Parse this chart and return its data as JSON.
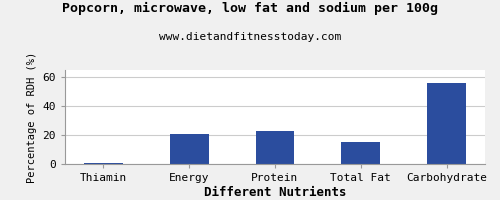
{
  "title": "Popcorn, microwave, low fat and sodium per 100g",
  "subtitle": "www.dietandfitnesstoday.com",
  "xlabel": "Different Nutrients",
  "ylabel": "Percentage of RDH (%)",
  "categories": [
    "Thiamin",
    "Energy",
    "Protein",
    "Total Fat",
    "Carbohydrate"
  ],
  "values": [
    0.5,
    21,
    23,
    15,
    56
  ],
  "bar_color": "#2b4d9e",
  "ylim": [
    0,
    65
  ],
  "yticks": [
    0,
    20,
    40,
    60
  ],
  "background_color": "#f0f0f0",
  "plot_background": "#ffffff",
  "grid_color": "#cccccc",
  "title_fontsize": 9.5,
  "subtitle_fontsize": 8,
  "xlabel_fontsize": 9,
  "ylabel_fontsize": 7.5,
  "tick_fontsize": 8
}
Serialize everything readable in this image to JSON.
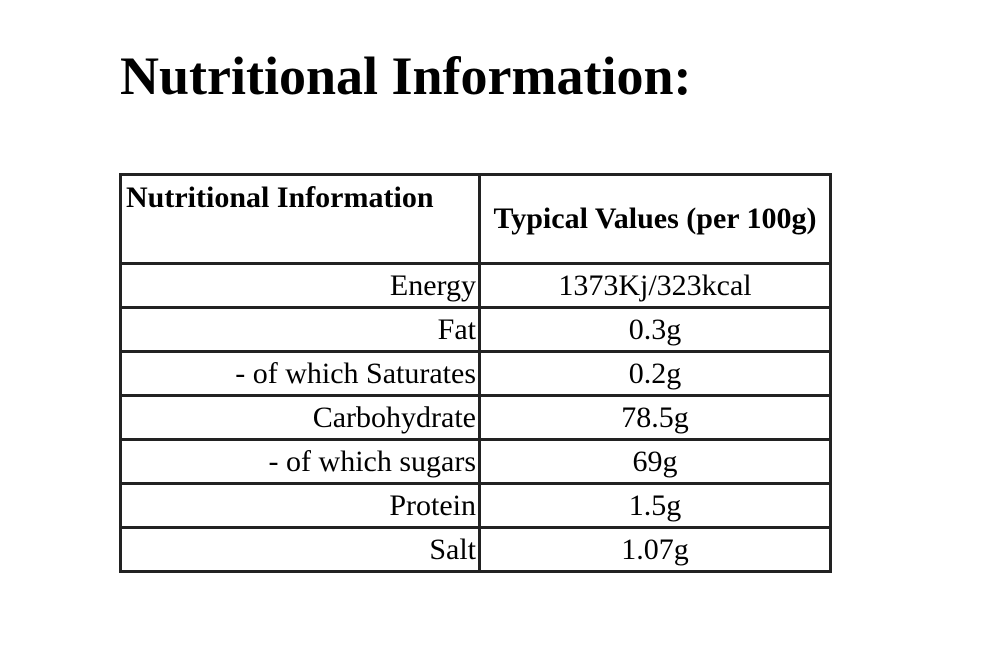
{
  "header": {
    "title": "Nutritional Information:"
  },
  "table": {
    "columns": [
      "Nutritional Information",
      "Typical Values (per 100g)"
    ],
    "rows": [
      [
        "Energy",
        "1373Kj/323kcal"
      ],
      [
        "Fat",
        "0.3g"
      ],
      [
        "- of which Saturates",
        "0.2g"
      ],
      [
        "Carbohydrate",
        "78.5g"
      ],
      [
        "- of which sugars",
        "69g"
      ],
      [
        "Protein",
        "1.5g"
      ],
      [
        "Salt",
        "1.07g"
      ]
    ]
  }
}
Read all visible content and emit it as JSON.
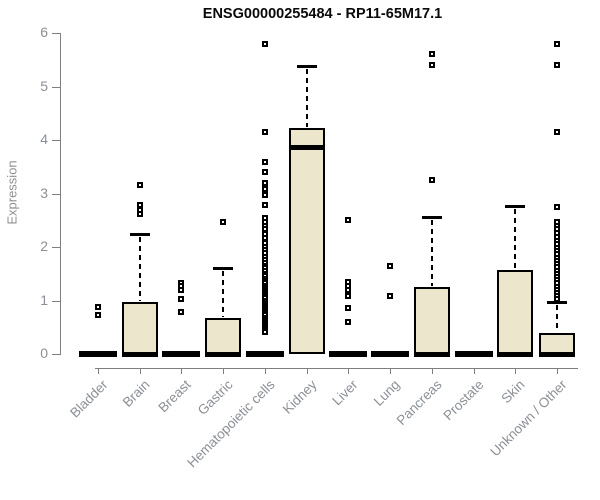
{
  "chart_data": {
    "type": "boxplot",
    "title": "ENSG00000255484 - RP11-65M17.1",
    "xlabel": "",
    "ylabel": "Expression",
    "ylim": [
      0,
      6
    ],
    "yticks": [
      0,
      1,
      2,
      3,
      4,
      5,
      6
    ],
    "grid": false,
    "legend": "none",
    "categories": [
      "Bladder",
      "Brain",
      "Breast",
      "Gastric",
      "Hematopoietic cells",
      "Kidney",
      "Liver",
      "Lung",
      "Pancreas",
      "Prostate",
      "Skin",
      "Unknown / Other"
    ],
    "series": [
      {
        "name": "Bladder",
        "q1": 0,
        "median": 0,
        "q3": 0,
        "whisker_low": 0,
        "whisker_high": 0,
        "outliers": [
          0.88,
          0.73
        ]
      },
      {
        "name": "Brain",
        "q1": 0,
        "median": 0,
        "q3": 0.98,
        "whisker_low": 0,
        "whisker_high": 2.25,
        "outliers": [
          3.15,
          2.78,
          2.7,
          2.62
        ]
      },
      {
        "name": "Breast",
        "q1": 0,
        "median": 0,
        "q3": 0,
        "whisker_low": 0,
        "whisker_high": 0,
        "outliers": [
          1.33,
          1.27,
          1.2,
          1.03,
          0.79
        ]
      },
      {
        "name": "Gastric",
        "q1": 0,
        "median": 0,
        "q3": 0.68,
        "whisker_low": 0,
        "whisker_high": 1.6,
        "outliers": [
          2.47
        ]
      },
      {
        "name": "Hematopoietic cells",
        "q1": 0,
        "median": 0,
        "q3": 0,
        "whisker_low": 0,
        "whisker_high": 0,
        "outliers": [
          5.8,
          4.15,
          3.58,
          3.4,
          3.2,
          3.08,
          2.97,
          2.79,
          2.55,
          2.47,
          2.4,
          2.33,
          2.24,
          2.16,
          2.08,
          2.0,
          1.94,
          1.88,
          1.82,
          1.76,
          1.7,
          1.65,
          1.6,
          1.55,
          1.5,
          1.45,
          1.4,
          1.36,
          1.32,
          1.28,
          1.24,
          1.2,
          1.16,
          1.12,
          1.08,
          1.04,
          1.0,
          0.96,
          0.92,
          0.88,
          0.84,
          0.8,
          0.76,
          0.72,
          0.68,
          0.64,
          0.6,
          0.56,
          0.52,
          0.48,
          0.44,
          0.41
        ]
      },
      {
        "name": "Kidney",
        "q1": 0,
        "median": 3.87,
        "q3": 4.22,
        "whisker_low": 0,
        "whisker_high": 5.38,
        "outliers": []
      },
      {
        "name": "Liver",
        "q1": 0,
        "median": 0,
        "q3": 0,
        "whisker_low": 0,
        "whisker_high": 0,
        "outliers": [
          2.5,
          1.35,
          1.28,
          1.2,
          1.08,
          0.86,
          0.6
        ]
      },
      {
        "name": "Lung",
        "q1": 0,
        "median": 0,
        "q3": 0,
        "whisker_low": 0,
        "whisker_high": 0,
        "outliers": [
          1.65,
          1.08
        ]
      },
      {
        "name": "Pancreas",
        "q1": 0,
        "median": 0,
        "q3": 1.25,
        "whisker_low": 0,
        "whisker_high": 2.57,
        "outliers": [
          5.6,
          5.4,
          3.25
        ]
      },
      {
        "name": "Prostate",
        "q1": 0,
        "median": 0,
        "q3": 0,
        "whisker_low": 0,
        "whisker_high": 0,
        "outliers": []
      },
      {
        "name": "Skin",
        "q1": 0,
        "median": 0,
        "q3": 1.57,
        "whisker_low": 0,
        "whisker_high": 2.76,
        "outliers": []
      },
      {
        "name": "Unknown / Other",
        "q1": 0,
        "median": 0,
        "q3": 0.4,
        "whisker_low": 0,
        "whisker_high": 0.97,
        "outliers": [
          5.8,
          5.4,
          4.15,
          2.75,
          2.47,
          2.4,
          2.33,
          2.26,
          2.19,
          2.12,
          2.05,
          1.98,
          1.92,
          1.86,
          1.8,
          1.74,
          1.68,
          1.62,
          1.56,
          1.5,
          1.44,
          1.38,
          1.32,
          1.26,
          1.2,
          1.14,
          1.08,
          1.02
        ]
      }
    ],
    "colors": {
      "box_fill": "#ece7cc",
      "box_border": "#000000",
      "median": "#000000",
      "whisker": "#000000",
      "outlier": "#000000",
      "axis": "#7f7f7f",
      "tick_label": "#8b9097",
      "axis_title": "#8f8f8f",
      "title": "#0a0a0a",
      "background": "#ffffff"
    }
  }
}
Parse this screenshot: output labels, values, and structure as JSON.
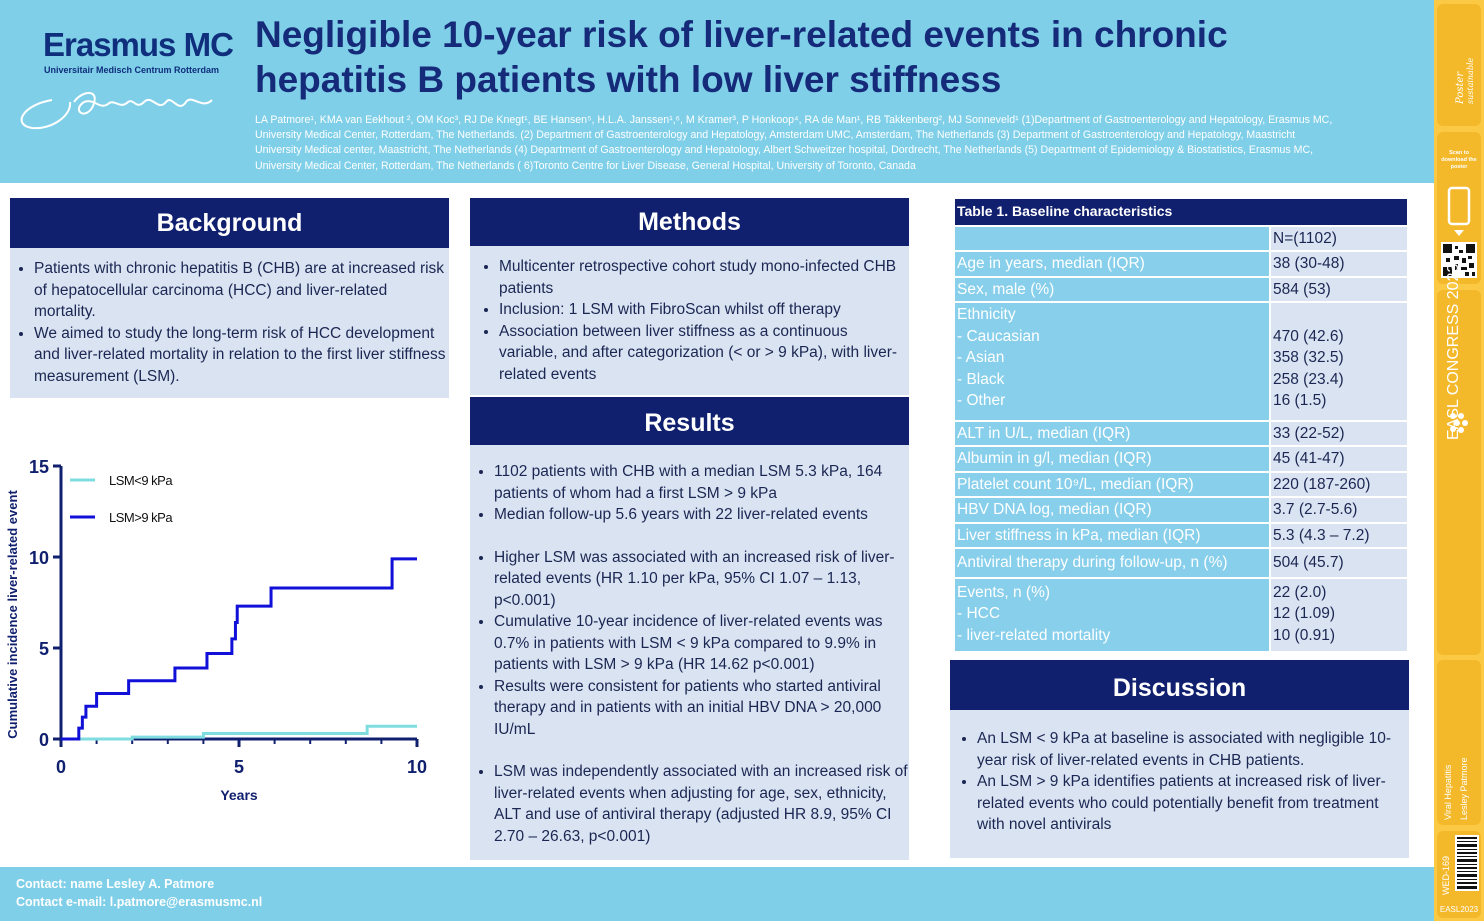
{
  "header": {
    "logo_name": "Erasmus MC",
    "logo_sub": "Universitair Medisch Centrum Rotterdam",
    "title_line1": "Negligible 10-year risk of liver-related events in chronic",
    "title_line2": "hepatitis B patients with low liver stiffness",
    "authors": "LA Patmore¹, KMA van Eekhout ², OM Koc³, RJ De Knegt¹, BE Hansen⁵, H.L.A. Janssen¹,⁶, M Kramer³, P Honkoop⁴, RA de Man¹, RB Takkenberg², MJ Sonneveld¹ (1)Department of Gastroenterology and Hepatology, Erasmus MC, University Medical Center, Rotterdam, The Netherlands.  (2) Department of Gastroenterology and Hepatology, Amsterdam UMC, Amsterdam, The Netherlands (3) Department of Gastroenterology and Hepatology, Maastricht University Medical center, Maastricht, The Netherlands  (4) Department of Gastroenterology and Hepatology, Albert Schweitzer hospital, Dordrecht, The Netherlands (5) Department of Epidemiology & Biostatistics, Erasmus MC, University Medical Center, Rotterdam, The Netherlands ( 6)Toronto Centre for Liver Disease, General Hospital, University of Toronto, Canada"
  },
  "background": {
    "heading": "Background",
    "bullets": [
      "Patients with chronic hepatitis B (CHB) are at increased risk of hepatocellular carcinoma (HCC) and liver-related mortality.",
      "We aimed to study the long-term risk of HCC development and liver-related mortality in relation to the first liver stiffness measurement (LSM)."
    ]
  },
  "methods": {
    "heading": "Methods",
    "bullets": [
      "Multicenter retrospective cohort study mono-infected CHB patients",
      "Inclusion: 1 LSM with FibroScan whilst off therapy",
      "Association between liver stiffness as a continuous variable, and after categorization (< or > 9 kPa), with liver-related events"
    ]
  },
  "results": {
    "heading": "Results",
    "bullets": [
      "1102 patients with CHB with a median LSM 5.3 kPa, 164 patients of whom had a first LSM > 9 kPa",
      "Median follow-up 5.6 years with 22 liver-related events",
      "Higher LSM was associated with an increased risk of liver-related events (HR 1.10 per kPa, 95% CI 1.07 – 1.13, p<0.001)",
      "Cumulative 10-year incidence of liver-related events was 0.7% in patients with LSM < 9 kPa compared to 9.9% in patients with LSM > 9 kPa (HR 14.62 p<0.001)",
      "Results were consistent for patients who started antiviral therapy and in patients with an initial HBV DNA > 20,000 IU/mL",
      "LSM was independently associated with an increased risk of liver-related events when adjusting for age, sex, ethnicity, ALT and use of antiviral therapy (adjusted HR 8.9, 95% CI 2.70 – 26.63, p<0.001)"
    ]
  },
  "table": {
    "title": "Table 1. Baseline characteristics",
    "header_value": "N=(1102)",
    "rows": [
      {
        "label": "Age in years, median (IQR)",
        "value": "38 (30-48)"
      },
      {
        "label": "Sex, male (%)",
        "value": "584 (53)"
      },
      {
        "label": "ALT in U/L, median (IQR)",
        "value": "33 (22-52)"
      },
      {
        "label": "Albumin in g/l, median (IQR)",
        "value": "45 (41-47)"
      },
      {
        "label": "Platelet count 10⁹/L, median (IQR)",
        "value": "220 (187-260)"
      },
      {
        "label": "HBV DNA log, median (IQR)",
        "value": "3.7 (2.7-5.6)"
      },
      {
        "label": "Liver stiffness in kPa, median (IQR)",
        "value": "5.3 (4.3 – 7.2)"
      },
      {
        "label": "Antiviral therapy during follow-up, n (%)",
        "value": "504 (45.7)"
      }
    ],
    "ethnicity": {
      "label": "Ethnicity",
      "items": [
        {
          "label": "- Caucasian",
          "value": "470 (42.6)"
        },
        {
          "label": "- Asian",
          "value": "358 (32.5)"
        },
        {
          "label": "- Black",
          "value": "258 (23.4)"
        },
        {
          "label": "- Other",
          "value": "16 (1.5)"
        }
      ]
    },
    "events": {
      "label": "Events, n (%)",
      "value": "22 (2.0)",
      "items": [
        {
          "label": "- HCC",
          "value": "12 (1.09)"
        },
        {
          "label": "- liver-related mortality",
          "value": "10 (0.91)"
        }
      ]
    }
  },
  "discussion": {
    "heading": "Discussion",
    "bullets": [
      "An LSM < 9 kPa at baseline is associated with negligible 10-year risk of liver-related events in CHB patients.",
      "An LSM > 9 kPa identifies patients at increased risk of liver-related events who could potentially benefit from treatment with novel antivirals"
    ]
  },
  "footer": {
    "contact": "Contact: name Lesley A. Patmore",
    "email": "Contact e-mail: l.patmore@erasmusmc.nl"
  },
  "sidebar": {
    "scan_text": "Scan to download the poster",
    "congress": "EASL CONGRESS 2023",
    "category": "Viral Hepatitis",
    "author": "Lesley Patmore",
    "code": "WED-169",
    "easl_year": "EASL2023"
  },
  "colors": {
    "navy": "#10206f",
    "light_blue": "#7fcfe9",
    "pale": "#dae3f2",
    "series_low": "#7fdde0",
    "series_high": "#1010d8"
  },
  "chart_data": {
    "type": "line",
    "xlabel": "Years",
    "ylabel": "Cumulative incidence liver-related event",
    "xlim": [
      0,
      10
    ],
    "ylim": [
      0,
      15
    ],
    "xticks": [
      0,
      5,
      10
    ],
    "yticks": [
      0,
      5,
      10,
      15
    ],
    "legend_position": "top-left",
    "series": [
      {
        "name": "LSM<9 kPa",
        "color": "#7fdde0",
        "step": true,
        "points": [
          [
            0,
            0
          ],
          [
            2.0,
            0.1
          ],
          [
            4.0,
            0.3
          ],
          [
            8.6,
            0.7
          ],
          [
            10,
            0.7
          ]
        ]
      },
      {
        "name": "LSM>9 kPa",
        "color": "#1010d8",
        "step": true,
        "points": [
          [
            0,
            0
          ],
          [
            0.5,
            0.6
          ],
          [
            0.6,
            1.2
          ],
          [
            0.7,
            1.8
          ],
          [
            1.0,
            2.5
          ],
          [
            1.9,
            3.2
          ],
          [
            3.2,
            3.9
          ],
          [
            4.1,
            4.7
          ],
          [
            4.8,
            5.5
          ],
          [
            4.9,
            6.4
          ],
          [
            4.95,
            7.3
          ],
          [
            5.9,
            8.3
          ],
          [
            9.3,
            9.9
          ],
          [
            10,
            9.9
          ]
        ]
      }
    ]
  }
}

*-*-*

## WHAT TO PRODUCE
Check each line of the listing above, and copy it if it contains the word "chronic".

## EXPECTED ANSWER
    "title_line1": "Negligible 10-year risk of liver-related events in chronic",
      "Patients with chronic hepatitis B (CHB) are at increased risk of hepatocellular carcinoma (HCC) and liver-related mortality.",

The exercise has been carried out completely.